Start

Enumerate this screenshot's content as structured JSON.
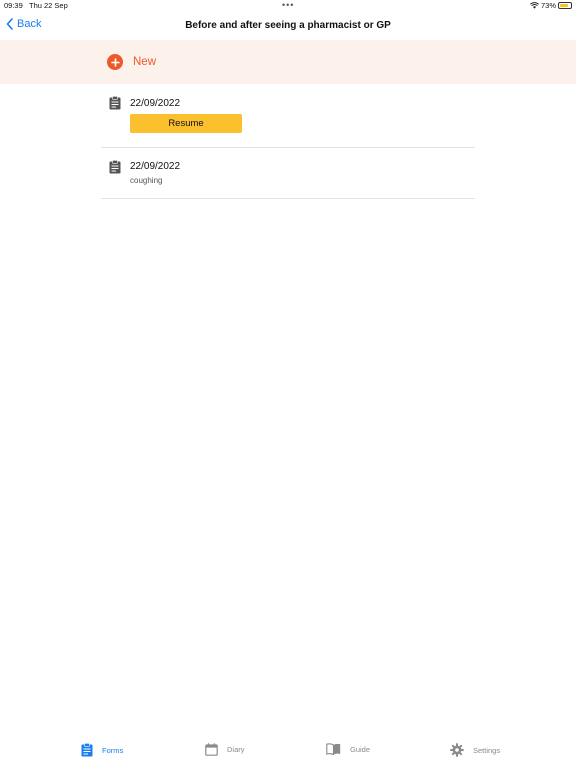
{
  "status_bar": {
    "time": "09:39",
    "date": "Thu 22 Sep",
    "battery": "73%"
  },
  "nav": {
    "back_label": "Back",
    "title": "Before and after seeing a pharmacist or GP"
  },
  "new_button": {
    "label": "New"
  },
  "entries": [
    {
      "date": "22/09/2022",
      "action_label": "Resume"
    },
    {
      "date": "22/09/2022",
      "note": "coughing"
    }
  ],
  "tabs": [
    {
      "label": "Forms",
      "icon": "clipboard-icon",
      "active": true
    },
    {
      "label": "Diary",
      "icon": "calendar-icon",
      "active": false
    },
    {
      "label": "Guide",
      "icon": "book-icon",
      "active": false
    },
    {
      "label": "Settings",
      "icon": "gear-icon",
      "active": false
    }
  ],
  "colors": {
    "accent": "#1a7df0",
    "new_orange": "#ec5a2b",
    "new_bar_bg": "#fdf1ec",
    "resume_yellow": "#fbc02d"
  }
}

End

What is required → Set down the material exactly, every line of it, except for the pictures.

Response for this exercise →
Enumerate this screenshot's content as structured JSON.
{
  "status_bar": {
    "time": "09:39",
    "date": "Thu 22 Sep",
    "battery": "73%"
  },
  "nav": {
    "back_label": "Back",
    "title": "Before and after seeing a pharmacist or GP"
  },
  "new_button": {
    "label": "New"
  },
  "entries": [
    {
      "date": "22/09/2022",
      "action_label": "Resume"
    },
    {
      "date": "22/09/2022",
      "note": "coughing"
    }
  ],
  "tabs": [
    {
      "label": "Forms",
      "icon": "clipboard-icon",
      "active": true
    },
    {
      "label": "Diary",
      "icon": "calendar-icon",
      "active": false
    },
    {
      "label": "Guide",
      "icon": "book-icon",
      "active": false
    },
    {
      "label": "Settings",
      "icon": "gear-icon",
      "active": false
    }
  ],
  "colors": {
    "accent": "#1a7df0",
    "new_orange": "#ec5a2b",
    "new_bar_bg": "#fdf1ec",
    "resume_yellow": "#fbc02d"
  }
}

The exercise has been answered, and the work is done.